**Material provided**
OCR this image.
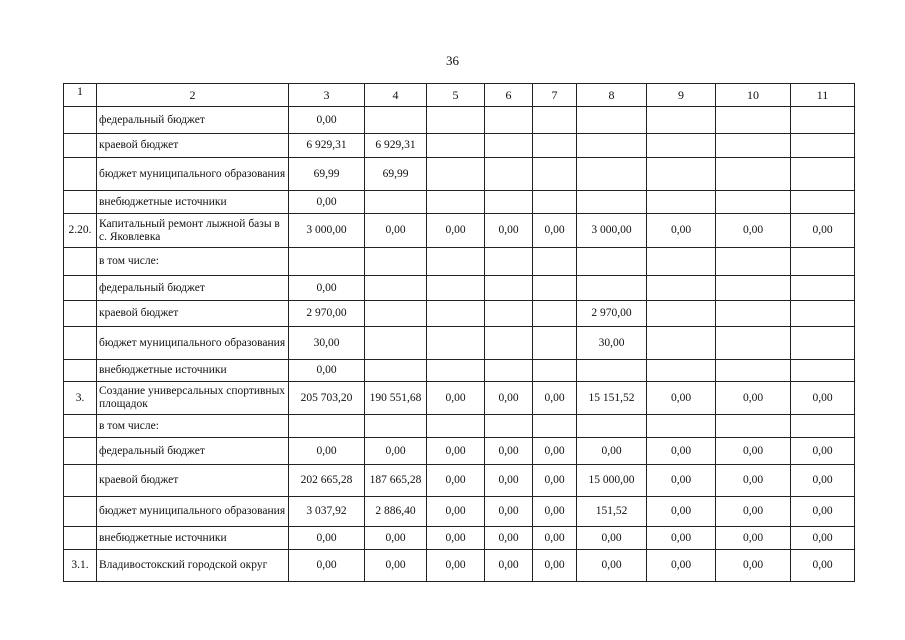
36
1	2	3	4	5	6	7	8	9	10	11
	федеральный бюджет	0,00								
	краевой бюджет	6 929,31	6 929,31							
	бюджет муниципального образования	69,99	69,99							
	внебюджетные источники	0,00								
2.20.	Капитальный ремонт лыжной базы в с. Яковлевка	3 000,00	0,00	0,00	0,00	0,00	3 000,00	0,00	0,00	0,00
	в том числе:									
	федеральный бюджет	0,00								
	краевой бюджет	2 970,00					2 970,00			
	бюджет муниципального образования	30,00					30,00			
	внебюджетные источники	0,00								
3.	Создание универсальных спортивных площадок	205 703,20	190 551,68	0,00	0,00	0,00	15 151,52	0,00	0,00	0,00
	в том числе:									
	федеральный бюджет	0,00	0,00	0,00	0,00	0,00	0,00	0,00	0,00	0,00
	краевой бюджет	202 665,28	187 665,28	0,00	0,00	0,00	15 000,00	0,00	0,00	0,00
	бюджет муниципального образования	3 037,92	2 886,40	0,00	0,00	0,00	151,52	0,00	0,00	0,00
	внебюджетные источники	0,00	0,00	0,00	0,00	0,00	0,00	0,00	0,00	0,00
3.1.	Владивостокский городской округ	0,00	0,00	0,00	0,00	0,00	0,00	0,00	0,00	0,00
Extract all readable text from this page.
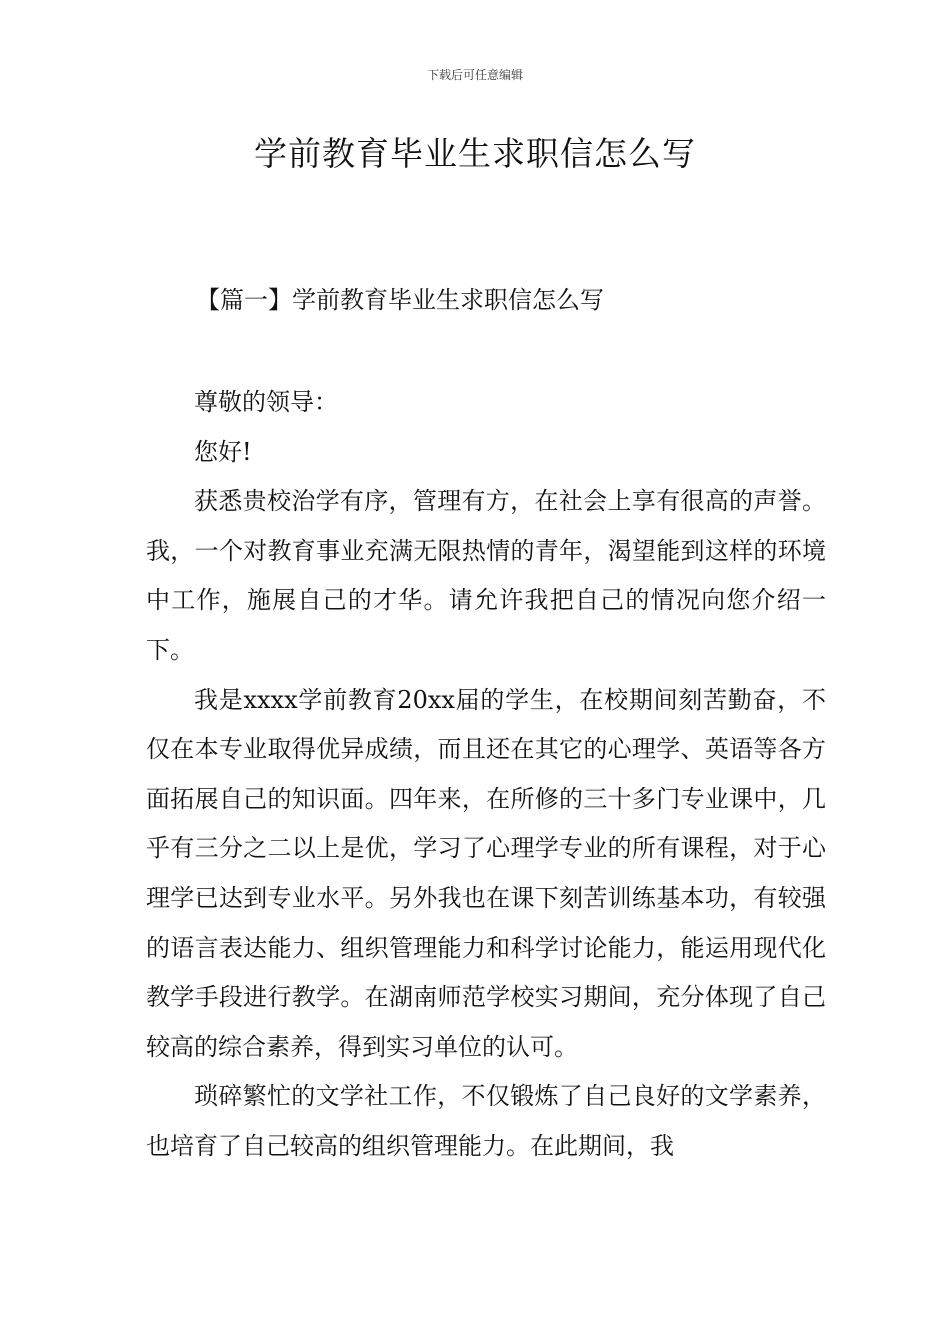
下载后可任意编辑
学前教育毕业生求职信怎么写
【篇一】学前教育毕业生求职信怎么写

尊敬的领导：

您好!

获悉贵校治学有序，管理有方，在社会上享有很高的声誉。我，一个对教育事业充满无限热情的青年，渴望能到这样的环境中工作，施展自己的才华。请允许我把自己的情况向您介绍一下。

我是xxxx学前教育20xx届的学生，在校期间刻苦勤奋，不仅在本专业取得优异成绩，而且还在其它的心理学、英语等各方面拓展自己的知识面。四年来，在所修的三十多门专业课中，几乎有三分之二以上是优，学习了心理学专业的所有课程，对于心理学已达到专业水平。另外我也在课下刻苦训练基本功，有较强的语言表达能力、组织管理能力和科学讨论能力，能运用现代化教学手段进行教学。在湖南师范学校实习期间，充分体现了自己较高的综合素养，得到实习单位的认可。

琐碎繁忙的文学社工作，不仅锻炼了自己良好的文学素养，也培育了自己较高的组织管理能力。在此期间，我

**Aim of the task**
Make an exact copy of the lines of the records from the line containing "Extract all readable text from this page." through the final line, both ends included, but not of the pictures.

**Answer to the problem**
Extract all readable text from this page.
下载后可任意编辑
学前教育毕业生求职信怎么写
【篇一】学前教育毕业生求职信怎么写

尊敬的领导：

您好!

获悉贵校治学有序，管理有方，在社会上享有很高的声誉。我，一个对教育事业充满无限热情的青年，渴望能到这样的环境中工作，施展自己的才华。请允许我把自己的情况向您介绍一下。

我是xxxx学前教育20xx届的学生，在校期间刻苦勤奋，不仅在本专业取得优异成绩，而且还在其它的心理学、英语等各方面拓展自己的知识面。四年来，在所修的三十多门专业课中，几乎有三分之二以上是优，学习了心理学专业的所有课程，对于心理学已达到专业水平。另外我也在课下刻苦训练基本功，有较强的语言表达能力、组织管理能力和科学讨论能力，能运用现代化教学手段进行教学。在湖南师范学校实习期间，充分体现了自己较高的综合素养，得到实习单位的认可。

琐碎繁忙的文学社工作，不仅锻炼了自己良好的文学素养，也培育了自己较高的组织管理能力。在此期间，我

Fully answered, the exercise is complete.